(What the task asks): What follows is a listing; restate every line of it word for word.

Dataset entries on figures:
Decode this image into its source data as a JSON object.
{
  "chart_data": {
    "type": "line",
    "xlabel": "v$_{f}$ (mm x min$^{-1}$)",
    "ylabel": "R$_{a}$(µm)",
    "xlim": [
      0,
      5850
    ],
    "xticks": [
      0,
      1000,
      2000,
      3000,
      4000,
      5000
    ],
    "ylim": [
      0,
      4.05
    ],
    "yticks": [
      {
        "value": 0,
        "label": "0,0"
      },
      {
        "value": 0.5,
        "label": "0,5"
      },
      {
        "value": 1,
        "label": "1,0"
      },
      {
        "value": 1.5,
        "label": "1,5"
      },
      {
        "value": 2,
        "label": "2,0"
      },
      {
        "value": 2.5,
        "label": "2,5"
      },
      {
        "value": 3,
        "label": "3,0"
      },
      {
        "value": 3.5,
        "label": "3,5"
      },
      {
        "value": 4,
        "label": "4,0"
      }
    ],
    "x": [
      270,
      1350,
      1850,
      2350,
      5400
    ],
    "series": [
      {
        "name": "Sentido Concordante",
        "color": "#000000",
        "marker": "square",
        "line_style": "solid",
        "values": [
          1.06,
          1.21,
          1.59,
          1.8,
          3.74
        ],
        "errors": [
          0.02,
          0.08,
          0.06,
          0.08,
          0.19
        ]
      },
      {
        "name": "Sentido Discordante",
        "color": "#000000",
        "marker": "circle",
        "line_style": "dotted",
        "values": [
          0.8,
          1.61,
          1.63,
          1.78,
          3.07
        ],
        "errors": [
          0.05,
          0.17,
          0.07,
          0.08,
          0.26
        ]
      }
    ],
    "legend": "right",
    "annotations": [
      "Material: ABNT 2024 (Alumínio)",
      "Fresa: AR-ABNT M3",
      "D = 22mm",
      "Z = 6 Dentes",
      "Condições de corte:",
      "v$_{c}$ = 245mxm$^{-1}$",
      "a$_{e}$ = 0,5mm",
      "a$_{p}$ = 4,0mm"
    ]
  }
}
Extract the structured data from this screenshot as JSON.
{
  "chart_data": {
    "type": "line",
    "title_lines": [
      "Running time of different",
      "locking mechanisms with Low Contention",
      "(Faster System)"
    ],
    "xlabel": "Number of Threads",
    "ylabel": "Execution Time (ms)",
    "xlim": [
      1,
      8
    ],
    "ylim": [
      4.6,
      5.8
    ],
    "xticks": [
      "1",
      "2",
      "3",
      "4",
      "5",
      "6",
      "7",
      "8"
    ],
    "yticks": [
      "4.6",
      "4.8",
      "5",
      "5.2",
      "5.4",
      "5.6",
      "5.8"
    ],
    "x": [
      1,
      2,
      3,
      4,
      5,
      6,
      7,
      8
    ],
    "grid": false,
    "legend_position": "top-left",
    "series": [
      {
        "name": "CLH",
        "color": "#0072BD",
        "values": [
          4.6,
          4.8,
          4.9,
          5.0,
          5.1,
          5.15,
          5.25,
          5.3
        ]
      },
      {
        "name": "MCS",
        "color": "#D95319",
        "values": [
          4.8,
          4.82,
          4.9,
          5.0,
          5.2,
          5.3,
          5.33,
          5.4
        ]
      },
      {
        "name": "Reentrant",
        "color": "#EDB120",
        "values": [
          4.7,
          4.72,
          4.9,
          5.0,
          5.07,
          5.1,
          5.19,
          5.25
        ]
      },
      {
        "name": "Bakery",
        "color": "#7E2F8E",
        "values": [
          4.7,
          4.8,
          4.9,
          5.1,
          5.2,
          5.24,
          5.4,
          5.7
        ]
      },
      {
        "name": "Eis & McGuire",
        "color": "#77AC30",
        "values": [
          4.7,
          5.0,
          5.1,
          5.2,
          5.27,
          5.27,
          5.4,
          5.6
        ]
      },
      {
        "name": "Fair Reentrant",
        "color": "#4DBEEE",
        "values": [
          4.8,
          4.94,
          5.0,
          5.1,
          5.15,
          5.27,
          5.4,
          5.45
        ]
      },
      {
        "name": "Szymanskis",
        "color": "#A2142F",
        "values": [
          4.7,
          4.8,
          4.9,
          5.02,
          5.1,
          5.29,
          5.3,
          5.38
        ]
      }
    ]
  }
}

(Solution to this exercise):
Decode this image into its source data as a JSON object.
{
  "chart_data": {
    "type": "line",
    "xlabel": "v$_{f}$ (mm x min$^{-1}$)",
    "ylabel": "R$_{a}$(µm)",
    "xlim": [
      0,
      5850
    ],
    "xticks": [
      0,
      1000,
      2000,
      3000,
      4000,
      5000
    ],
    "ylim": [
      0,
      4.05
    ],
    "yticks": [
      {
        "value": 0,
        "label": "0,0"
      },
      {
        "value": 0.5,
        "label": "0,5"
      },
      {
        "value": 1,
        "label": "1,0"
      },
      {
        "value": 1.5,
        "label": "1,5"
      },
      {
        "value": 2,
        "label": "2,0"
      },
      {
        "value": 2.5,
        "label": "2,5"
      },
      {
        "value": 3,
        "label": "3,0"
      },
      {
        "value": 3.5,
        "label": "3,5"
      },
      {
        "value": 4,
        "label": "4,0"
      }
    ],
    "x": [
      270,
      1350,
      1850,
      2350,
      5400
    ],
    "series": [
      {
        "name": "Sentido Concordante",
        "color": "#000000",
        "marker": "square",
        "line_style": "solid",
        "values": [
          1.06,
          1.21,
          1.59,
          1.8,
          3.74
        ],
        "errors": [
          0.02,
          0.08,
          0.06,
          0.08,
          0.19
        ]
      },
      {
        "name": "Sentido Discordante",
        "color": "#000000",
        "marker": "circle",
        "line_style": "dotted",
        "values": [
          0.8,
          1.61,
          1.63,
          1.78,
          3.07
        ],
        "errors": [
          0.05,
          0.17,
          0.07,
          0.08,
          0.26
        ]
      }
    ],
    "legend": "right",
    "annotations": [
      "Material: ABNT 2024 (Alumínio)",
      "Fresa: AR-ABNT M3",
      "D = 22mm",
      "Z = 6 Dentes",
      "Condições de corte:",
      "v$_{c}$ = 245mxm$^{-1}$",
      "a$_{e}$ = 0,5mm",
      "a$_{p}$ = 4,0mm"
    ]
  }
}
Extract the structured data from this screenshot as JSON.
{
  "chart_data": {
    "type": "line",
    "title_lines": [
      "Running time of different",
      "locking mechanisms with Low Contention",
      "(Faster System)"
    ],
    "xlabel": "Number of Threads",
    "ylabel": "Execution Time (ms)",
    "xlim": [
      1,
      8
    ],
    "ylim": [
      4.6,
      5.8
    ],
    "xticks": [
      "1",
      "2",
      "3",
      "4",
      "5",
      "6",
      "7",
      "8"
    ],
    "yticks": [
      "4.6",
      "4.8",
      "5",
      "5.2",
      "5.4",
      "5.6",
      "5.8"
    ],
    "x": [
      1,
      2,
      3,
      4,
      5,
      6,
      7,
      8
    ],
    "grid": false,
    "legend_position": "top-left",
    "series": [
      {
        "name": "CLH",
        "color": "#0072BD",
        "values": [
          4.6,
          4.8,
          4.9,
          5.0,
          5.1,
          5.15,
          5.25,
          5.3
        ]
      },
      {
        "name": "MCS",
        "color": "#D95319",
        "values": [
          4.8,
          4.82,
          4.9,
          5.0,
          5.2,
          5.3,
          5.33,
          5.4
        ]
      },
      {
        "name": "Reentrant",
        "color": "#EDB120",
        "values": [
          4.7,
          4.72,
          4.9,
          5.0,
          5.07,
          5.1,
          5.19,
          5.25
        ]
      },
      {
        "name": "Bakery",
        "color": "#7E2F8E",
        "values": [
          4.7,
          4.8,
          4.9,
          5.1,
          5.2,
          5.24,
          5.4,
          5.7
        ]
      },
      {
        "name": "Eis & McGuire",
        "color": "#77AC30",
        "values": [
          4.7,
          5.0,
          5.1,
          5.2,
          5.27,
          5.27,
          5.4,
          5.6
        ]
      },
      {
        "name": "Fair Reentrant",
        "color": "#4DBEEE",
        "values": [
          4.8,
          4.94,
          5.0,
          5.1,
          5.15,
          5.27,
          5.4,
          5.45
        ]
      },
      {
        "name": "Szymanskis",
        "color": "#A2142F",
        "values": [
          4.7,
          4.8,
          4.9,
          5.02,
          5.1,
          5.29,
          5.3,
          5.38
        ]
      }
    ]
  }
}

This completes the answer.